Stored records
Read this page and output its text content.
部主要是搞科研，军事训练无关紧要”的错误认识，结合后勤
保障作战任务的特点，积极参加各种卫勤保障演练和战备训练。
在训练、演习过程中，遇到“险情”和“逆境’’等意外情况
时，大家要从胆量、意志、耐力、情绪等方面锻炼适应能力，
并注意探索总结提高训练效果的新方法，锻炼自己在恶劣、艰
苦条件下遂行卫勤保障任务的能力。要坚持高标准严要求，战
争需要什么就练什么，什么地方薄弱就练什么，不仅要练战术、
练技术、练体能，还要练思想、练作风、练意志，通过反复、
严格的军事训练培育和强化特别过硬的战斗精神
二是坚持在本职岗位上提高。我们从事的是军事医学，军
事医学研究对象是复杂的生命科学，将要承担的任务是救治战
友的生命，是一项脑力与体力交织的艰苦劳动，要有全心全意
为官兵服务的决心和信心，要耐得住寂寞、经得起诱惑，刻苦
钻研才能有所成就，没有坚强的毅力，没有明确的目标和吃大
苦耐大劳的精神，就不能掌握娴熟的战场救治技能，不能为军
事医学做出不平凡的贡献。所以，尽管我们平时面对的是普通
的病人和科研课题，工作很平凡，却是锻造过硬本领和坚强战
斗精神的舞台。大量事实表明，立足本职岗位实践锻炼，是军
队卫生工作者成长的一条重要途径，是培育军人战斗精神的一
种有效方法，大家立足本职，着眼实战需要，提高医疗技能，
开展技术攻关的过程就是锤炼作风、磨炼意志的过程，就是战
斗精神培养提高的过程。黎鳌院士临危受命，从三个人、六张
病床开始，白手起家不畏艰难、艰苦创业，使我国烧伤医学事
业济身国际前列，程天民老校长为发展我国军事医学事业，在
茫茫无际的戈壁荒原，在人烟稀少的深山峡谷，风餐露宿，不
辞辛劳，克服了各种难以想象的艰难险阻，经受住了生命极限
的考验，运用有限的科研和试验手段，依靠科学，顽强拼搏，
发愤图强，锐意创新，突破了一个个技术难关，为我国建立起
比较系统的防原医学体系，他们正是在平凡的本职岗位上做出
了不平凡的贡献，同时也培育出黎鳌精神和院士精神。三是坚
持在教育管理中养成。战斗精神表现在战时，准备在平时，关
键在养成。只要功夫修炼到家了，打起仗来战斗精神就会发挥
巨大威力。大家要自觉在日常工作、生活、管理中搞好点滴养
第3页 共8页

» Work to be completed
Reproduce every line of the data verbatim.

» Correct output
Read this page and output its text content.
部主要是搞科研，军事训练无关紧要”的错误认识，结合后勤
保障作战任务的特点，积极参加各种卫勤保障演练和战备训练。
在训练、演习过程中，遇到“险情”和“逆境’’等意外情况
时，大家要从胆量、意志、耐力、情绪等方面锻炼适应能力，
并注意探索总结提高训练效果的新方法，锻炼自己在恶劣、艰
苦条件下遂行卫勤保障任务的能力。要坚持高标准严要求，战
争需要什么就练什么，什么地方薄弱就练什么，不仅要练战术、
练技术、练体能，还要练思想、练作风、练意志，通过反复、
严格的军事训练培育和强化特别过硬的战斗精神
二是坚持在本职岗位上提高。我们从事的是军事医学，军
事医学研究对象是复杂的生命科学，将要承担的任务是救治战
友的生命，是一项脑力与体力交织的艰苦劳动，要有全心全意
为官兵服务的决心和信心，要耐得住寂寞、经得起诱惑，刻苦
钻研才能有所成就，没有坚强的毅力，没有明确的目标和吃大
苦耐大劳的精神，就不能掌握娴熟的战场救治技能，不能为军
事医学做出不平凡的贡献。所以，尽管我们平时面对的是普通
的病人和科研课题，工作很平凡，却是锻造过硬本领和坚强战
斗精神的舞台。大量事实表明，立足本职岗位实践锻炼，是军
队卫生工作者成长的一条重要途径，是培育军人战斗精神的一
种有效方法，大家立足本职，着眼实战需要，提高医疗技能，
开展技术攻关的过程就是锤炼作风、磨炼意志的过程，就是战
斗精神培养提高的过程。黎鳌院士临危受命，从三个人、六张
病床开始，白手起家不畏艰难、艰苦创业，使我国烧伤医学事
业济身国际前列，程天民老校长为发展我国军事医学事业，在
茫茫无际的戈壁荒原，在人烟稀少的深山峡谷，风餐露宿，不
辞辛劳，克服了各种难以想象的艰难险阻，经受住了生命极限
的考验，运用有限的科研和试验手段，依靠科学，顽强拼搏，
发愤图强，锐意创新，突破了一个个技术难关，为我国建立起
比较系统的防原医学体系，他们正是在平凡的本职岗位上做出
了不平凡的贡献，同时也培育出黎鳌精神和院士精神。三是坚
持在教育管理中养成。战斗精神表现在战时，准备在平时，关
键在养成。只要功夫修炼到家了，打起仗来战斗精神就会发挥
巨大威力。大家要自觉在日常工作、生活、管理中搞好点滴养
第3页 共8页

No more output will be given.